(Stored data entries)
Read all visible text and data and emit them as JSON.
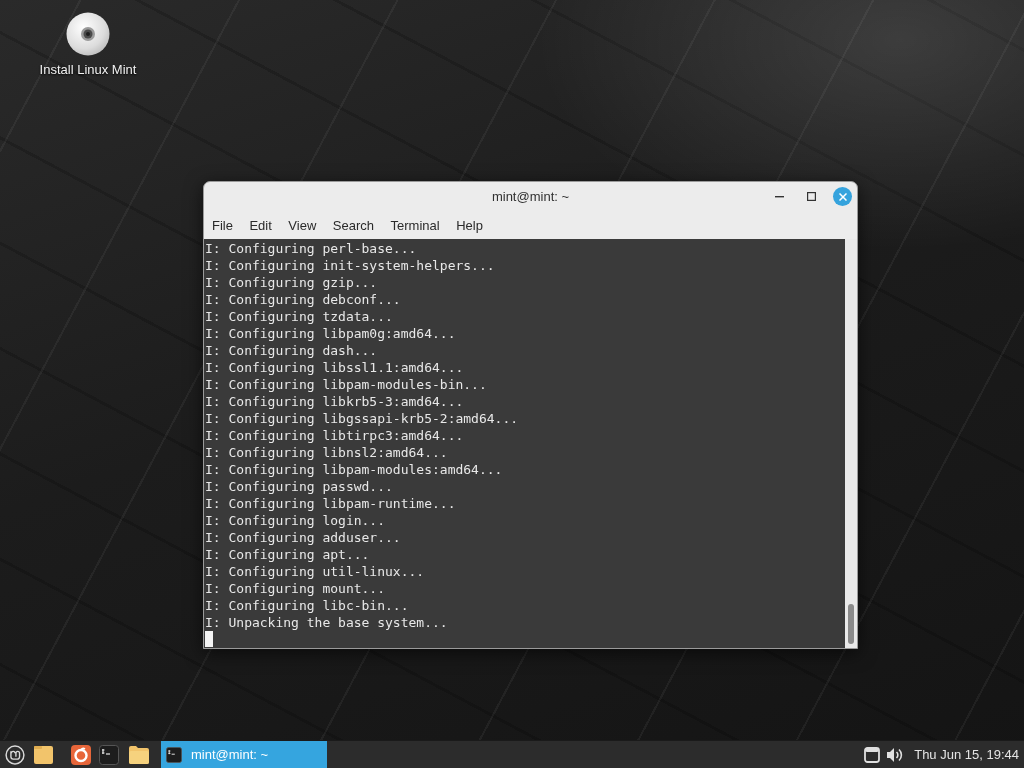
{
  "desktop_icons": [
    {
      "label": "Install Linux Mint"
    }
  ],
  "terminal_window": {
    "title": "mint@mint: ~",
    "menu": [
      "File",
      "Edit",
      "View",
      "Search",
      "Terminal",
      "Help"
    ],
    "output_lines": [
      "I: Configuring perl-base...",
      "I: Configuring init-system-helpers...",
      "I: Configuring gzip...",
      "I: Configuring debconf...",
      "I: Configuring tzdata...",
      "I: Configuring libpam0g:amd64...",
      "I: Configuring dash...",
      "I: Configuring libssl1.1:amd64...",
      "I: Configuring libpam-modules-bin...",
      "I: Configuring libkrb5-3:amd64...",
      "I: Configuring libgssapi-krb5-2:amd64...",
      "I: Configuring libtirpc3:amd64...",
      "I: Configuring libnsl2:amd64...",
      "I: Configuring libpam-modules:amd64...",
      "I: Configuring passwd...",
      "I: Configuring libpam-runtime...",
      "I: Configuring login...",
      "I: Configuring adduser...",
      "I: Configuring apt...",
      "I: Configuring util-linux...",
      "I: Configuring mount...",
      "I: Configuring libc-bin...",
      "I: Unpacking the base system..."
    ]
  },
  "taskbar": {
    "tasks": [
      {
        "label": "mint@mint: ~",
        "selected": true
      }
    ],
    "clock": "Thu Jun 15, 19:44"
  }
}
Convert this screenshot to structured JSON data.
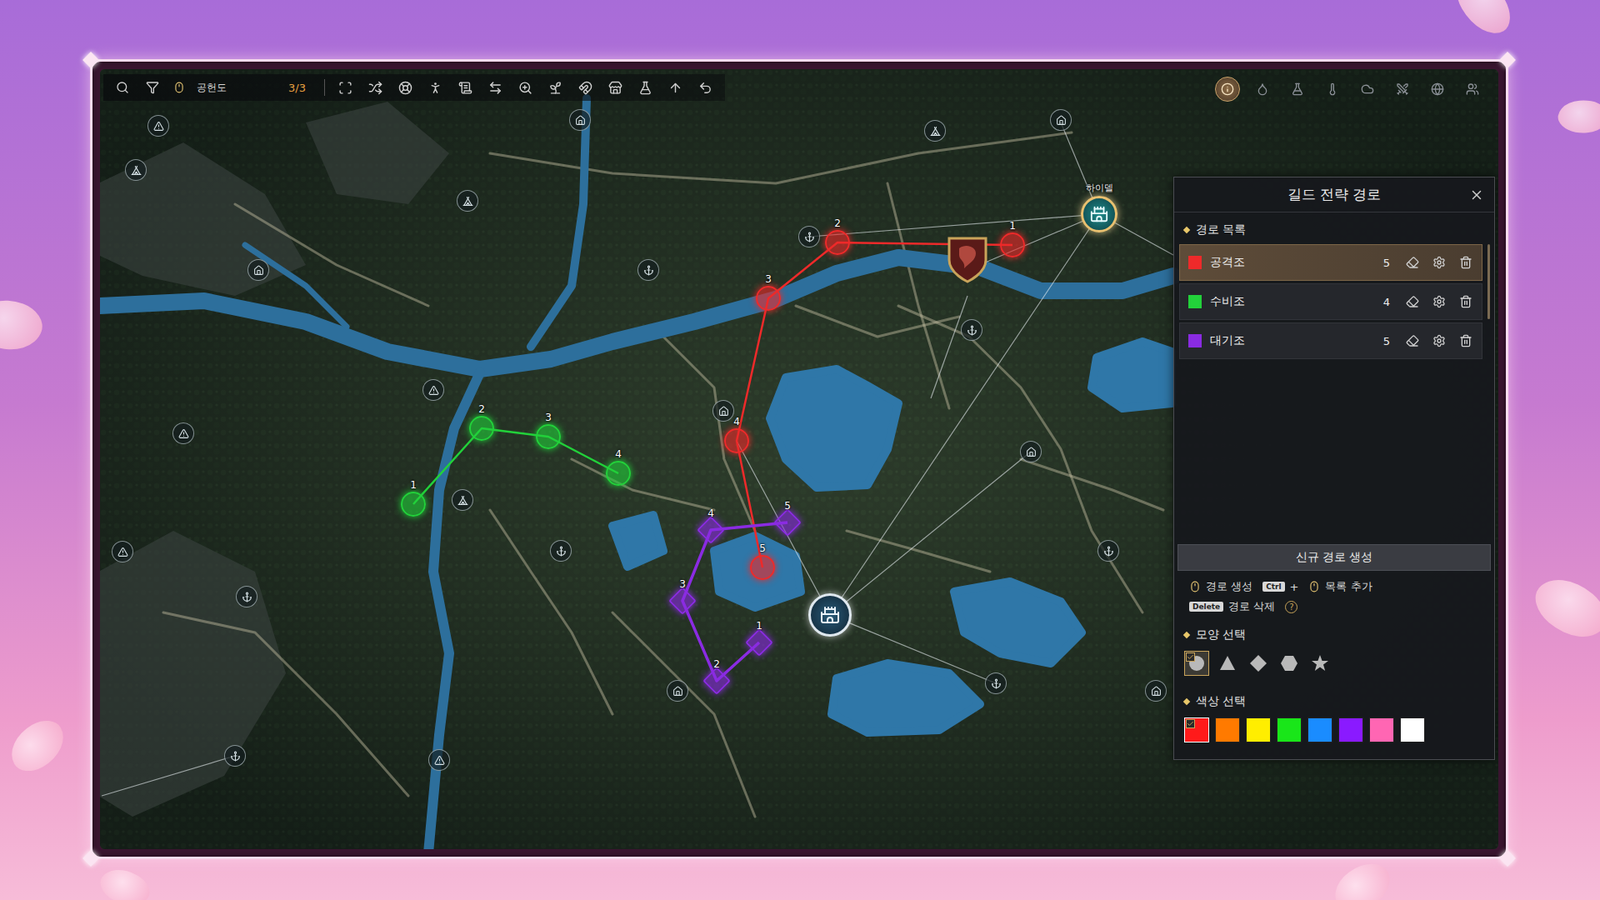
{
  "toolbar": {
    "filter_label": "공헌도",
    "count": "3/3"
  },
  "view_toggles": [
    {
      "selected": true
    },
    {
      "selected": false
    },
    {
      "selected": false
    },
    {
      "selected": false
    },
    {
      "selected": false
    },
    {
      "selected": false
    },
    {
      "selected": false
    },
    {
      "selected": false
    }
  ],
  "map": {
    "town_label": "하이델"
  },
  "panel": {
    "title": "길드 전략 경로",
    "list_title": "경로 목록",
    "routes": [
      {
        "name": "공격조",
        "count": "5",
        "color": "#ee2a2a",
        "selected": true,
        "shape": "circle",
        "points": [
          "1",
          "2",
          "3",
          "4",
          "5"
        ]
      },
      {
        "name": "수비조",
        "count": "4",
        "color": "#22d13a",
        "selected": false,
        "shape": "circle",
        "points": [
          "1",
          "2",
          "3",
          "4"
        ]
      },
      {
        "name": "대기조",
        "count": "5",
        "color": "#8a2be2",
        "selected": false,
        "shape": "diamond",
        "points": [
          "1",
          "2",
          "3",
          "4",
          "5"
        ]
      }
    ],
    "new_route_button": "신규 경로 생성",
    "instructions": [
      [
        {
          "kind": "mouse"
        },
        {
          "kind": "text",
          "text": "경로 생성"
        },
        {
          "kind": "key",
          "text": "Ctrl"
        },
        {
          "kind": "text",
          "text": "+"
        },
        {
          "kind": "mouse"
        },
        {
          "kind": "text",
          "text": "목록 추가"
        }
      ],
      [
        {
          "kind": "key",
          "text": "Delete"
        },
        {
          "kind": "text",
          "text": "경로 삭제"
        },
        {
          "kind": "help",
          "text": "?"
        }
      ]
    ],
    "shape_title": "모양 선택",
    "shapes": [
      {
        "kind": "circle",
        "selected": true
      },
      {
        "kind": "triangle",
        "selected": false
      },
      {
        "kind": "diamond",
        "selected": false
      },
      {
        "kind": "hexagon",
        "selected": false
      },
      {
        "kind": "star",
        "selected": false
      }
    ],
    "color_title": "색상 선택",
    "colors": [
      {
        "color": "#ff1a1a",
        "selected": true
      },
      {
        "color": "#ff7a00",
        "selected": false
      },
      {
        "color": "#ffee00",
        "selected": false
      },
      {
        "color": "#19e619",
        "selected": false
      },
      {
        "color": "#1a8cff",
        "selected": false
      },
      {
        "color": "#8a1aff",
        "selected": false
      },
      {
        "color": "#ff66b3",
        "selected": false
      },
      {
        "color": "#ffffff",
        "selected": false
      }
    ]
  }
}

#### TASK STATEMENT
Can you retype every record above exactly, leaving out the pictures?

#### TASK SOLUTION
Read all visible text and data and emit them as JSON.
{
  "desktop_icons": [
    {
      "label": "Install Linux Mint"
    }
  ],
  "terminal_window": {
    "title": "mint@mint: ~",
    "menu": [
      "File",
      "Edit",
      "View",
      "Search",
      "Terminal",
      "Help"
    ],
    "output_lines": [
      "I: Configuring perl-base...",
      "I: Configuring init-system-helpers...",
      "I: Configuring gzip...",
      "I: Configuring debconf...",
      "I: Configuring tzdata...",
      "I: Configuring libpam0g:amd64...",
      "I: Configuring dash...",
      "I: Configuring libssl1.1:amd64...",
      "I: Configuring libpam-modules-bin...",
      "I: Configuring libkrb5-3:amd64...",
      "I: Configuring libgssapi-krb5-2:amd64...",
      "I: Configuring libtirpc3:amd64...",
      "I: Configuring libnsl2:amd64...",
      "I: Configuring libpam-modules:amd64...",
      "I: Configuring passwd...",
      "I: Configuring libpam-runtime...",
      "I: Configuring login...",
      "I: Configuring adduser...",
      "I: Configuring apt...",
      "I: Configuring util-linux...",
      "I: Configuring mount...",
      "I: Configuring libc-bin...",
      "I: Unpacking the base system..."
    ]
  },
  "taskbar": {
    "tasks": [
      {
        "label": "mint@mint: ~",
        "selected": true
      }
    ],
    "clock": "Thu Jun 15, 19:44"
  }
}
Convert this screenshot to structured JSON data.
{
  "toolbar": {
    "filter_label": "공헌도",
    "count": "3/3"
  },
  "view_toggles": [
    {
      "selected": true
    },
    {
      "selected": false
    },
    {
      "selected": false
    },
    {
      "selected": false
    },
    {
      "selected": false
    },
    {
      "selected": false
    },
    {
      "selected": false
    },
    {
      "selected": false
    }
  ],
  "map": {
    "town_label": "하이델"
  },
  "panel": {
    "title": "길드 전략 경로",
    "list_title": "경로 목록",
    "routes": [
      {
        "name": "공격조",
        "count": "5",
        "color": "#ee2a2a",
        "selected": true,
        "shape": "circle",
        "points": [
          "1",
          "2",
          "3",
          "4",
          "5"
        ]
      },
      {
        "name": "수비조",
        "count": "4",
        "color": "#22d13a",
        "selected": false,
        "shape": "circle",
        "points": [
          "1",
          "2",
          "3",
          "4"
        ]
      },
      {
        "name": "대기조",
        "count": "5",
        "color": "#8a2be2",
        "selected": false,
        "shape": "diamond",
        "points": [
          "1",
          "2",
          "3",
          "4",
          "5"
        ]
      }
    ],
    "new_route_button": "신규 경로 생성",
    "instructions": [
      [
        {
          "kind": "mouse"
        },
        {
          "kind": "text",
          "text": "경로 생성"
        },
        {
          "kind": "key",
          "text": "Ctrl"
        },
        {
          "kind": "text",
          "text": "+"
        },
        {
          "kind": "mouse"
        },
        {
          "kind": "text",
          "text": "목록 추가"
        }
      ],
      [
        {
          "kind": "key",
          "text": "Delete"
        },
        {
          "kind": "text",
          "text": "경로 삭제"
        },
        {
          "kind": "help",
          "text": "?"
        }
      ]
    ],
    "shape_title": "모양 선택",
    "shapes": [
      {
        "kind": "circle",
        "selected": true
      },
      {
        "kind": "triangle",
        "selected": false
      },
      {
        "kind": "diamond",
        "selected": false
      },
      {
        "kind": "hexagon",
        "selected": false
      },
      {
        "kind": "star",
        "selected": false
      }
    ],
    "color_title": "색상 선택",
    "colors": [
      {
        "color": "#ff1a1a",
        "selected": true
      },
      {
        "color": "#ff7a00",
        "selected": false
      },
      {
        "color": "#ffee00",
        "selected": false
      },
      {
        "color": "#19e619",
        "selected": false
      },
      {
        "color": "#1a8cff",
        "selected": false
      },
      {
        "color": "#8a1aff",
        "selected": false
      },
      {
        "color": "#ff66b3",
        "selected": false
      },
      {
        "color": "#ffffff",
        "selected": false
      }
    ]
  }
}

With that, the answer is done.